- _Given data_
# # # # #

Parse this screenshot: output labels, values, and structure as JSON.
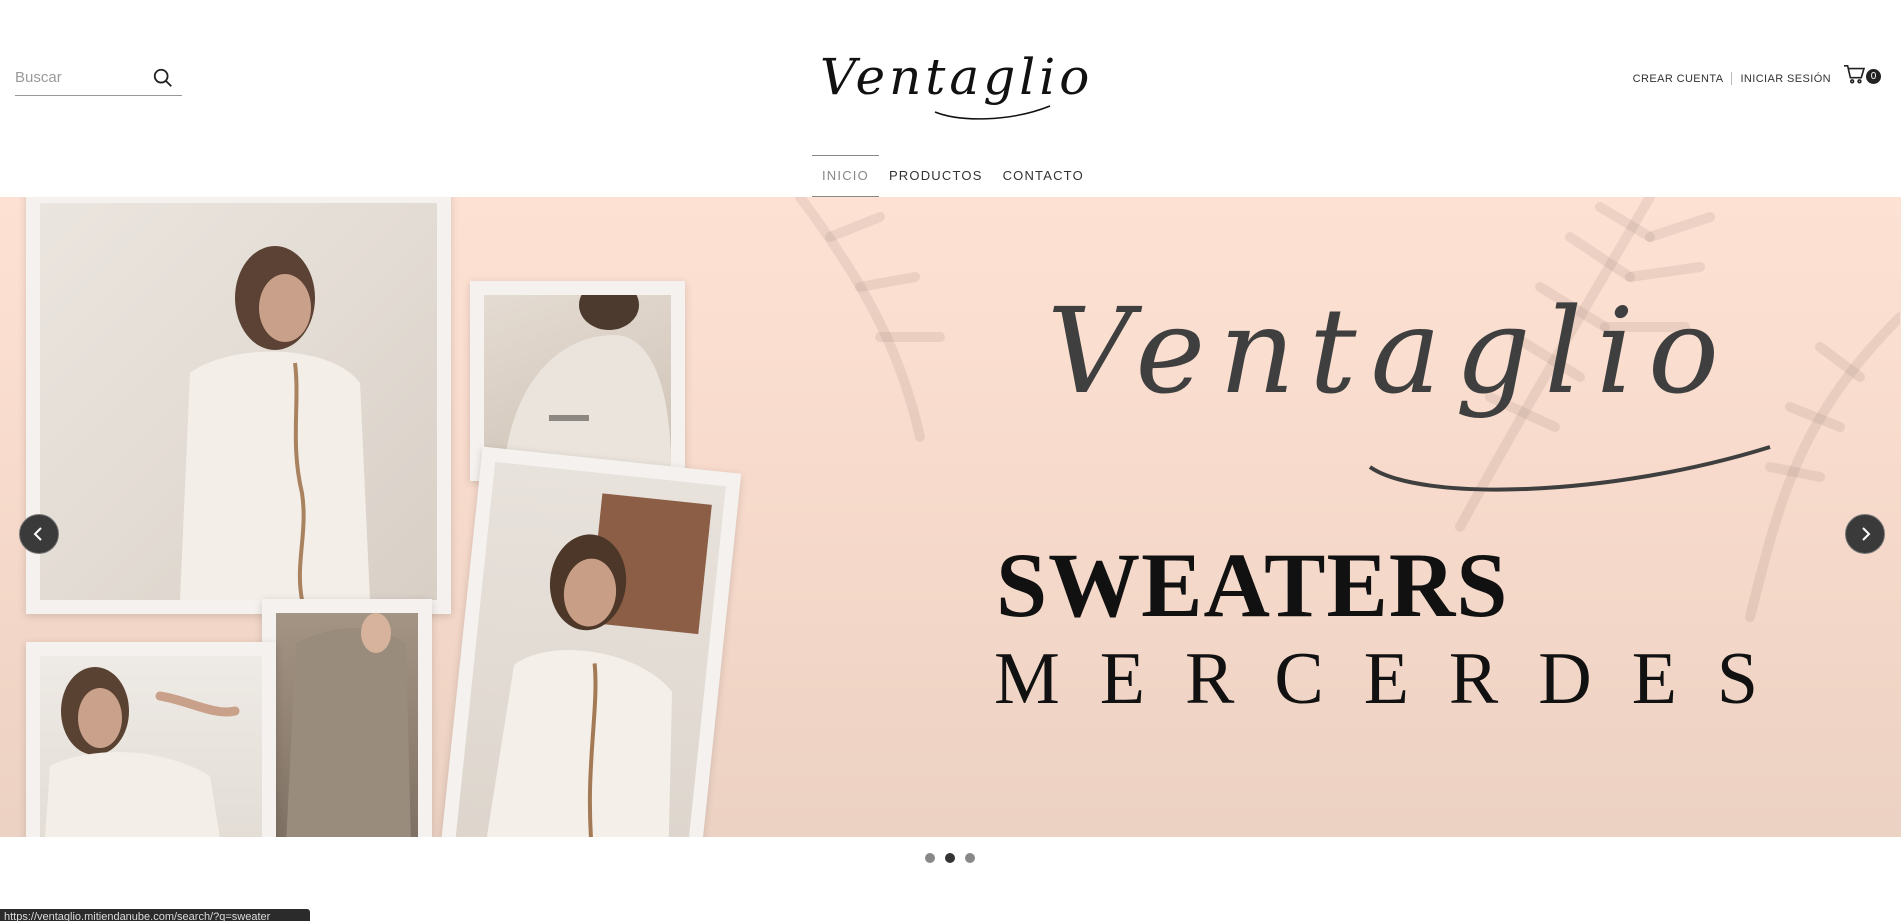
{
  "header": {
    "search_placeholder": "Buscar",
    "logo_text": "Ventaglio",
    "account": {
      "create": "CREAR CUENTA",
      "login": "INICIAR SESIÓN"
    },
    "cart_count": "0"
  },
  "nav": {
    "items": [
      "INICIO",
      "PRODUCTOS",
      "CONTACTO"
    ],
    "active": "INICIO"
  },
  "slider": {
    "brand": "Ventaglio",
    "headline": "SWEATERS",
    "subline": "MERCERDES",
    "dot_count": 3,
    "active_dot": 2
  },
  "status_bar": {
    "url": "https://ventaglio.mitiendanube.com/search/?q=sweater"
  },
  "colors": {
    "accent": "#333333",
    "banner_bg": "#fde2d4",
    "text": "#111111"
  }
}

# # # # #

Print the full listing exactly, dropping the pictures.

Parse this screenshot: output labels, values, and structure as JSON.
{
  "header": {
    "search_placeholder": "Buscar",
    "logo_text": "Ventaglio",
    "account": {
      "create": "CREAR CUENTA",
      "login": "INICIAR SESIÓN"
    },
    "cart_count": "0"
  },
  "nav": {
    "items": [
      "INICIO",
      "PRODUCTOS",
      "CONTACTO"
    ],
    "active": "INICIO"
  },
  "slider": {
    "brand": "Ventaglio",
    "headline": "SWEATERS",
    "subline": "MERCERDES",
    "dot_count": 3,
    "active_dot": 2
  },
  "status_bar": {
    "url": "https://ventaglio.mitiendanube.com/search/?q=sweater"
  },
  "colors": {
    "accent": "#333333",
    "banner_bg": "#fde2d4",
    "text": "#111111"
  }
}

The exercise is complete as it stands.